Check each line below for the word "ECMWF" and give the number of lines that have it, nothing more.

======

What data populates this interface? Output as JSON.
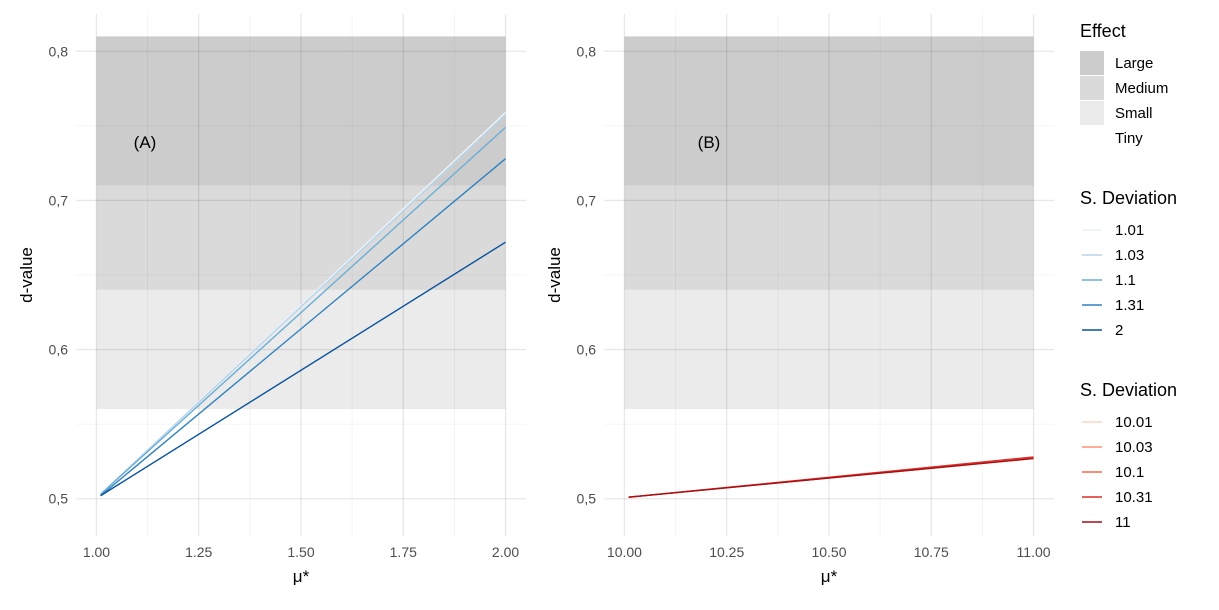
{
  "chart_data": [
    {
      "type": "line",
      "annotation": "(A)",
      "xlabel": "μ*",
      "ylabel": "d-value",
      "xlim": [
        0.95,
        2.05
      ],
      "ylim": [
        0.475,
        0.825
      ],
      "x_ticks": [
        {
          "value": 1.0,
          "label": "1.00"
        },
        {
          "value": 1.25,
          "label": "1.25"
        },
        {
          "value": 1.5,
          "label": "1.50"
        },
        {
          "value": 1.75,
          "label": "1.75"
        },
        {
          "value": 2.0,
          "label": "2.00"
        }
      ],
      "y_ticks": [
        {
          "value": 0.5,
          "label": "0,5"
        },
        {
          "value": 0.6,
          "label": "0,6"
        },
        {
          "value": 0.7,
          "label": "0,7"
        },
        {
          "value": 0.8,
          "label": "0,8"
        }
      ],
      "bands_x": [
        1.0,
        2.0
      ],
      "bands": [
        {
          "effect": "Large",
          "from": 0.71,
          "to": 0.81,
          "color": "#cccccc"
        },
        {
          "effect": "Medium",
          "from": 0.64,
          "to": 0.71,
          "color": "#dadada"
        },
        {
          "effect": "Small",
          "from": 0.56,
          "to": 0.64,
          "color": "#ebebeb"
        },
        {
          "effect": "Tiny",
          "from": 0.475,
          "to": 0.56,
          "color": "#ffffff"
        }
      ],
      "series": [
        {
          "name": "1.01",
          "color": "#eaf2fa",
          "points": [
            [
              1.01,
              0.503
            ],
            [
              2.0,
              0.759
            ]
          ]
        },
        {
          "name": "1.03",
          "color": "#b7d4ea",
          "points": [
            [
              1.01,
              0.503
            ],
            [
              2.0,
              0.757
            ]
          ]
        },
        {
          "name": "1.1",
          "color": "#6baed6",
          "points": [
            [
              1.01,
              0.503
            ],
            [
              2.0,
              0.749
            ]
          ]
        },
        {
          "name": "1.31",
          "color": "#3182bd",
          "points": [
            [
              1.01,
              0.502
            ],
            [
              2.0,
              0.728
            ]
          ]
        },
        {
          "name": "2",
          "color": "#08519c",
          "points": [
            [
              1.01,
              0.502
            ],
            [
              2.0,
              0.672
            ]
          ]
        }
      ]
    },
    {
      "type": "line",
      "annotation": "(B)",
      "xlabel": "μ*",
      "ylabel": "d-value",
      "xlim": [
        9.95,
        11.05
      ],
      "ylim": [
        0.475,
        0.825
      ],
      "x_ticks": [
        {
          "value": 10.0,
          "label": "10.00"
        },
        {
          "value": 10.25,
          "label": "10.25"
        },
        {
          "value": 10.5,
          "label": "10.50"
        },
        {
          "value": 10.75,
          "label": "10.75"
        },
        {
          "value": 11.0,
          "label": "11.00"
        }
      ],
      "y_ticks": [
        {
          "value": 0.5,
          "label": "0,5"
        },
        {
          "value": 0.6,
          "label": "0,6"
        },
        {
          "value": 0.7,
          "label": "0,7"
        },
        {
          "value": 0.8,
          "label": "0,8"
        }
      ],
      "bands_x": [
        10.0,
        11.0
      ],
      "bands": [
        {
          "effect": "Large",
          "from": 0.71,
          "to": 0.81,
          "color": "#cccccc"
        },
        {
          "effect": "Medium",
          "from": 0.64,
          "to": 0.71,
          "color": "#dadada"
        },
        {
          "effect": "Small",
          "from": 0.56,
          "to": 0.64,
          "color": "#ebebeb"
        },
        {
          "effect": "Tiny",
          "from": 0.475,
          "to": 0.56,
          "color": "#ffffff"
        }
      ],
      "series": [
        {
          "name": "10.01",
          "color": "#fdd5c2",
          "points": [
            [
              10.01,
              0.501
            ],
            [
              11.0,
              0.527
            ]
          ]
        },
        {
          "name": "10.03",
          "color": "#fc9272",
          "points": [
            [
              10.01,
              0.501
            ],
            [
              11.0,
              0.527
            ]
          ]
        },
        {
          "name": "10.1",
          "color": "#fb6a4a",
          "points": [
            [
              10.01,
              0.501
            ],
            [
              11.0,
              0.527
            ]
          ]
        },
        {
          "name": "10.31",
          "color": "#de2d26",
          "points": [
            [
              10.01,
              0.501
            ],
            [
              11.0,
              0.528
            ]
          ]
        },
        {
          "name": "11",
          "color": "#a50f15",
          "points": [
            [
              10.01,
              0.501
            ],
            [
              11.0,
              0.527
            ]
          ]
        }
      ]
    }
  ],
  "legend": {
    "effect": {
      "title": "Effect",
      "items": [
        {
          "label": "Large",
          "color": "#cccccc"
        },
        {
          "label": "Medium",
          "color": "#dadada"
        },
        {
          "label": "Small",
          "color": "#ebebeb"
        },
        {
          "label": "Tiny",
          "color": "#ffffff"
        }
      ]
    },
    "sd_blue": {
      "title": "S. Deviation",
      "items": [
        {
          "label": "1.01",
          "color": "#eaf2fa"
        },
        {
          "label": "1.03",
          "color": "#b7d4ea"
        },
        {
          "label": "1.1",
          "color": "#6baed6"
        },
        {
          "label": "1.31",
          "color": "#3182bd"
        },
        {
          "label": "2",
          "color": "#08519c"
        }
      ]
    },
    "sd_red": {
      "title": "S. Deviation",
      "items": [
        {
          "label": "10.01",
          "color": "#fdd5c2"
        },
        {
          "label": "10.03",
          "color": "#fc9272"
        },
        {
          "label": "10.1",
          "color": "#fb6a4a"
        },
        {
          "label": "10.31",
          "color": "#de2d26"
        },
        {
          "label": "11",
          "color": "#a50f15"
        }
      ]
    }
  }
}
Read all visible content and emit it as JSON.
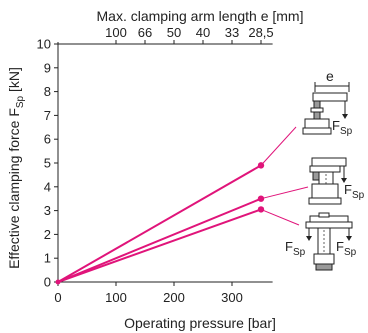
{
  "chart_data": {
    "type": "line",
    "xlabel": "Operating pressure [bar]",
    "ylabel": "Effective clamping force F",
    "ylabel_sub": "Sp",
    "ylabel_unit": " [kN]",
    "top_axis_label": "Max. clamping arm length e [mm]",
    "xlim": [
      0,
      370
    ],
    "ylim": [
      0,
      10
    ],
    "x_ticks": [
      0,
      100,
      200,
      300
    ],
    "y_ticks": [
      0,
      1,
      2,
      3,
      4,
      5,
      6,
      7,
      8,
      9,
      10
    ],
    "top_ticks": [
      {
        "label": "100",
        "x": 100
      },
      {
        "label": "66",
        "x": 150
      },
      {
        "label": "50",
        "x": 200
      },
      {
        "label": "40",
        "x": 250
      },
      {
        "label": "33",
        "x": 300
      },
      {
        "label": "28,5",
        "x": 350
      }
    ],
    "grid": false,
    "line_color": "#e0147a",
    "series": [
      {
        "x": [
          0,
          350
        ],
        "y": [
          0,
          4.9
        ]
      },
      {
        "x": [
          0,
          350
        ],
        "y": [
          0,
          3.5
        ]
      },
      {
        "x": [
          0,
          350
        ],
        "y": [
          0,
          3.05
        ]
      }
    ]
  },
  "illustrations": {
    "e_label": "e",
    "force_label": "F",
    "force_sub": "Sp"
  }
}
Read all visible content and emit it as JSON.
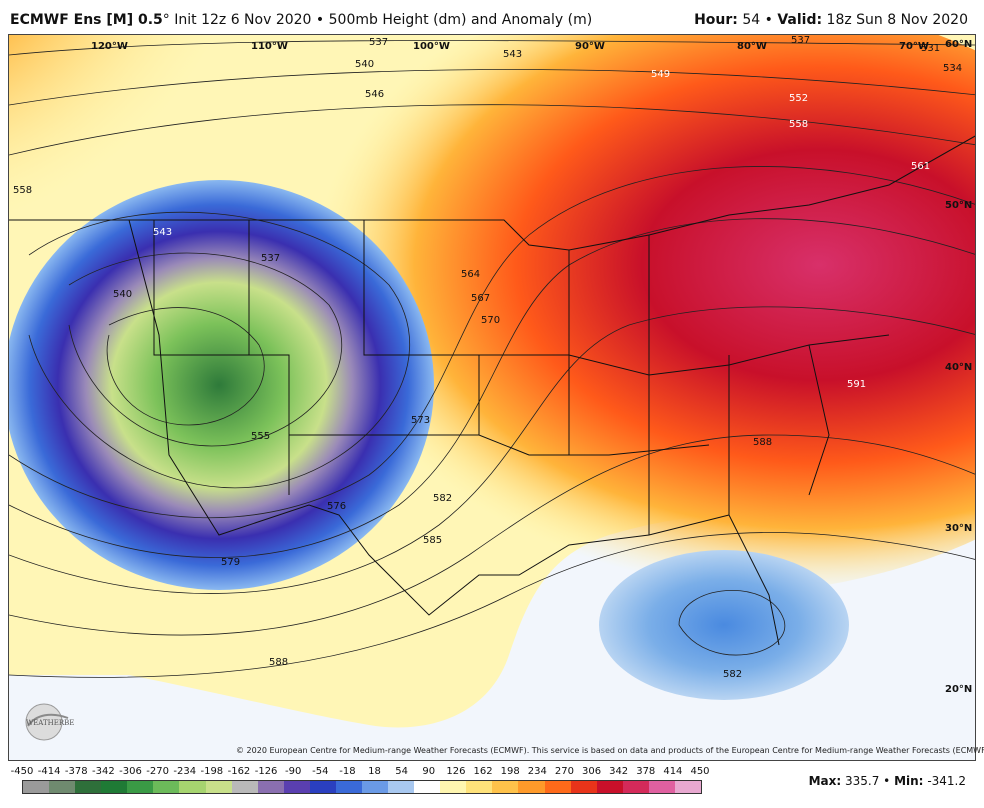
{
  "header": {
    "model": "ECMWF Ens [M] 0.5",
    "degree": "°",
    "run": "Init 12z 6 Nov 2020",
    "sep": "•",
    "product": "500mb Height (dm) and Anomaly (m)",
    "hour_label": "Hour:",
    "hour_value": "54",
    "valid_label": "Valid:",
    "valid_value": "18z Sun 8 Nov 2020"
  },
  "map": {
    "longitudes": [
      "120°W",
      "110°W",
      "100°W",
      "90°W",
      "80°W",
      "70°W"
    ],
    "latitudes": [
      "60°N",
      "50°N",
      "40°N",
      "30°N",
      "20°N"
    ],
    "contour_labels": [
      "537",
      "540",
      "543",
      "546",
      "549",
      "552",
      "558",
      "561",
      "531",
      "534",
      "537",
      "543",
      "540",
      "537",
      "555",
      "564",
      "567",
      "570",
      "573",
      "576",
      "579",
      "582",
      "585",
      "588",
      "591",
      "588",
      "582",
      "558"
    ],
    "copyright": "© 2020 European Centre for Medium-range Weather Forecasts (ECMWF). This service is based on data and products of the European Centre for Medium-range Weather Forecasts (ECMWF).",
    "logo_text": "WEATHERBELL"
  },
  "legend": {
    "ticks": [
      "-450",
      "-414",
      "-378",
      "-342",
      "-306",
      "-270",
      "-234",
      "-198",
      "-162",
      "-126",
      "-90",
      "-54",
      "-18",
      "18",
      "54",
      "90",
      "126",
      "162",
      "198",
      "234",
      "270",
      "306",
      "342",
      "378",
      "414",
      "450"
    ],
    "colors": [
      "#9a9a9a",
      "#6f8a6f",
      "#2e6f3a",
      "#1f7a35",
      "#3a9a45",
      "#6cba5a",
      "#a6d46f",
      "#c8e08a",
      "#b9b9b9",
      "#8a6fb0",
      "#5a3fb0",
      "#2a3fc0",
      "#3a6ad8",
      "#6a9ae6",
      "#a8c8f0",
      "#ffffff",
      "#fff6b0",
      "#ffe27a",
      "#ffc24a",
      "#ff9a2a",
      "#ff6a1a",
      "#e8341a",
      "#c8102a",
      "#d42a5a",
      "#e060a0",
      "#e8a8d0"
    ],
    "max_label": "Max:",
    "max_value": "335.7",
    "min_label": "Min:",
    "min_value": "-341.2"
  }
}
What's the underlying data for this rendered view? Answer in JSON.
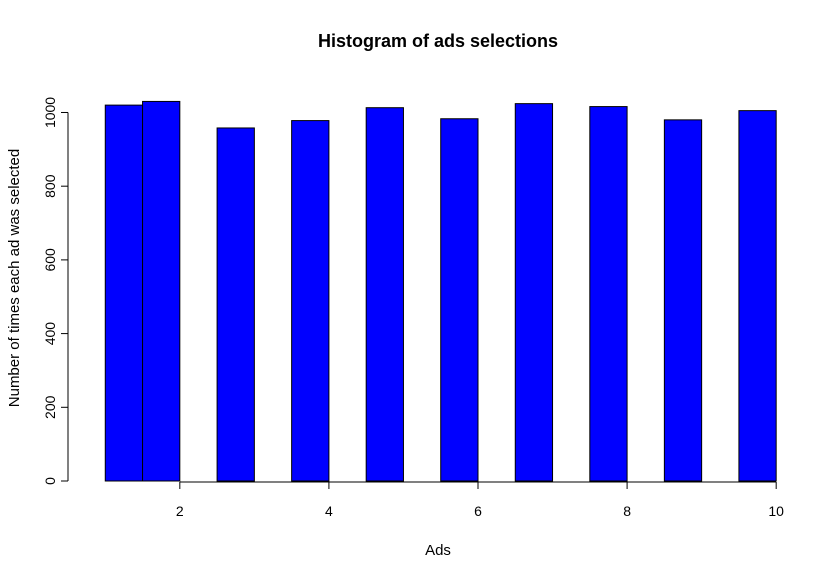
{
  "chart_data": {
    "type": "bar",
    "title": "Histogram of ads selections",
    "xlabel": "Ads",
    "ylabel": "Number of times each ad was selected",
    "bar_color": "#0000ff",
    "bar_edge_color": "#000000",
    "bins": [
      {
        "from": 1.0,
        "to": 1.5,
        "value": 1020
      },
      {
        "from": 1.5,
        "to": 2.0,
        "value": 1030
      },
      {
        "from": 2.5,
        "to": 3.0,
        "value": 958
      },
      {
        "from": 3.5,
        "to": 4.0,
        "value": 978
      },
      {
        "from": 4.5,
        "to": 5.0,
        "value": 1013
      },
      {
        "from": 5.5,
        "to": 6.0,
        "value": 983
      },
      {
        "from": 6.5,
        "to": 7.0,
        "value": 1024
      },
      {
        "from": 7.5,
        "to": 8.0,
        "value": 1016
      },
      {
        "from": 8.5,
        "to": 9.0,
        "value": 980
      },
      {
        "from": 9.5,
        "to": 10.0,
        "value": 1005
      }
    ],
    "xlim": [
      0.5,
      10.4
    ],
    "ylim": [
      0,
      1080
    ],
    "x_axis_range": [
      2,
      10
    ],
    "y_axis_range": [
      0,
      1000
    ],
    "xticks": [
      "2",
      "4",
      "6",
      "8",
      "10"
    ],
    "yticks": [
      "0",
      "200",
      "400",
      "600",
      "800",
      "1000"
    ],
    "grid": false,
    "legend": false
  }
}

======

Response | 2